### Excerpted data
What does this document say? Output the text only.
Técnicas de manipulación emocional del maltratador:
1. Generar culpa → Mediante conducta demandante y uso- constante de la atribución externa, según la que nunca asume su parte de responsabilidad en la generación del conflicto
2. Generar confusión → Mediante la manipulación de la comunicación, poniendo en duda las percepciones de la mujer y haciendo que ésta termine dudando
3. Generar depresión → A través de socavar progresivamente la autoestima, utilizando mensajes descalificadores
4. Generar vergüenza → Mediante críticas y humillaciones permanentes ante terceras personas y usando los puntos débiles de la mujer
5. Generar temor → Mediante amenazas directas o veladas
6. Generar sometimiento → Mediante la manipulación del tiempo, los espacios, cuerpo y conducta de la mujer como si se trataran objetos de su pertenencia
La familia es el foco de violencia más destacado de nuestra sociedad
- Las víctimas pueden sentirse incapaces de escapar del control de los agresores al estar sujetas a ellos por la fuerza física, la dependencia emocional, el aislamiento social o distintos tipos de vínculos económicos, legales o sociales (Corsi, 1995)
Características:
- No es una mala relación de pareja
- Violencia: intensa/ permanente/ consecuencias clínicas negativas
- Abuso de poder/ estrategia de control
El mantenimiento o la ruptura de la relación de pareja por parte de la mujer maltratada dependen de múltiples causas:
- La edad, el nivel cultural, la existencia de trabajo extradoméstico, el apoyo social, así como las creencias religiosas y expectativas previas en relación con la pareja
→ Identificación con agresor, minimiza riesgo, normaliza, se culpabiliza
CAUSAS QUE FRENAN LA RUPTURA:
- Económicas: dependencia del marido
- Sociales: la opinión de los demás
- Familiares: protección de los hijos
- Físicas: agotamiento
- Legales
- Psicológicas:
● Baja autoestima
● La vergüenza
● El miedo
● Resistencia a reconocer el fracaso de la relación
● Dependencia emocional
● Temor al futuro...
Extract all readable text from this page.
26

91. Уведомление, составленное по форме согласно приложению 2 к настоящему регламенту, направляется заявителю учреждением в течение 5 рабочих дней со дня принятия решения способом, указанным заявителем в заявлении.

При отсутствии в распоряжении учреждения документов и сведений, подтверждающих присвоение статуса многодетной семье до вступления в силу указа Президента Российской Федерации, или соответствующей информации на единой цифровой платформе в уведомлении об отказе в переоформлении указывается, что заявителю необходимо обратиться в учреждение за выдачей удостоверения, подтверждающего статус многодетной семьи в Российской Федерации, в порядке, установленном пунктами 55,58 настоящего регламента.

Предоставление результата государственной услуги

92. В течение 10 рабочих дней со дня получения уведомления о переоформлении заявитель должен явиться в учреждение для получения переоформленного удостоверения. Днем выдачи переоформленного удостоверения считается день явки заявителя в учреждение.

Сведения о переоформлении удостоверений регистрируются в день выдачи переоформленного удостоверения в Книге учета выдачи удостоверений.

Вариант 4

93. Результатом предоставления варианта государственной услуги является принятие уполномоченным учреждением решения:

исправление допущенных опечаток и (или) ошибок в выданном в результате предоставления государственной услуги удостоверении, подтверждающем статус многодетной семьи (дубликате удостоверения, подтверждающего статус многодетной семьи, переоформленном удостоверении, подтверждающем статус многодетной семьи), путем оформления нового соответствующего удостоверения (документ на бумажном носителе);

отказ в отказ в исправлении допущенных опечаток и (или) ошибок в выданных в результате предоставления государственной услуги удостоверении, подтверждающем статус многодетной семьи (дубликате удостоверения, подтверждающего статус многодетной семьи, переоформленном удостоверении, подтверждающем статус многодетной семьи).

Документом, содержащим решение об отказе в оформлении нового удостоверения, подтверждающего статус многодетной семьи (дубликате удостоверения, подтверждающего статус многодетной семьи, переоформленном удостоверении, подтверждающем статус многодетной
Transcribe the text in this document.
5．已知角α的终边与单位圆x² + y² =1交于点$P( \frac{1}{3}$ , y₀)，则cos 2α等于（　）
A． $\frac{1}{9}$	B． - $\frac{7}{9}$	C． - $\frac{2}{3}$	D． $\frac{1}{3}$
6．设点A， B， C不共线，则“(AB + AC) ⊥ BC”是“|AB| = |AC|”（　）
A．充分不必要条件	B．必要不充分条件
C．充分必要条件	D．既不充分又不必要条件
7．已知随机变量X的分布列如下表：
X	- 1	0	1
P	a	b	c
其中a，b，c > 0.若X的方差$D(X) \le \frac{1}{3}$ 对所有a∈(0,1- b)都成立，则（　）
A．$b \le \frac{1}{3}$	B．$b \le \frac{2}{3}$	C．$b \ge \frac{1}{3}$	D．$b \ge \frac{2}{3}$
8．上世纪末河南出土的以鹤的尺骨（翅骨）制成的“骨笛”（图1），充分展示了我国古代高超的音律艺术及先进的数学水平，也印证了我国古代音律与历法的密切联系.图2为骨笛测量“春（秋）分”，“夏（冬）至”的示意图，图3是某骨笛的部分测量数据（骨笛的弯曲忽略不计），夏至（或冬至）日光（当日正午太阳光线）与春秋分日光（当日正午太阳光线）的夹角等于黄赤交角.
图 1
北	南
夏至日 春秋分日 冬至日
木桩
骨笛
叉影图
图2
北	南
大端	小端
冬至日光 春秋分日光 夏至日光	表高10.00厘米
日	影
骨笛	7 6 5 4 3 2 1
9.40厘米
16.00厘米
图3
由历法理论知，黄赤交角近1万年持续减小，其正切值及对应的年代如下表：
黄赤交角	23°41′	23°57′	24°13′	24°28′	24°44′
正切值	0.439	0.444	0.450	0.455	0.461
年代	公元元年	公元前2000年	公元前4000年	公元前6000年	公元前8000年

### Requirements
Filter the listing above by the word "государственной"; copy each line that passes.

### Exercise solution
Предоставление результата государственной услуги
93. Результатом предоставления варианта государственной услуги является принятие уполномоченным учреждением решения:
исправление допущенных опечаток и (или) ошибок в выданном в результате предоставления государственной услуги удостоверении, подтверждающем статус многодетной семьи (дубликате удостоверения, подтверждающего статус многодетной семьи, переоформленном удостоверении, подтверждающем статус многодетной семьи), путем оформления нового соответствующего удостоверения (документ на бумажном носителе);
отказ в отказ в исправлении допущенных опечаток и (или) ошибок в выданных в результате предоставления государственной услуги удостоверении, подтверждающем статус многодетной семьи (дубликате удостоверения, подтверждающего статус многодетной семьи, переоформленном удостоверении, подтверждающем статус многодетной семьи).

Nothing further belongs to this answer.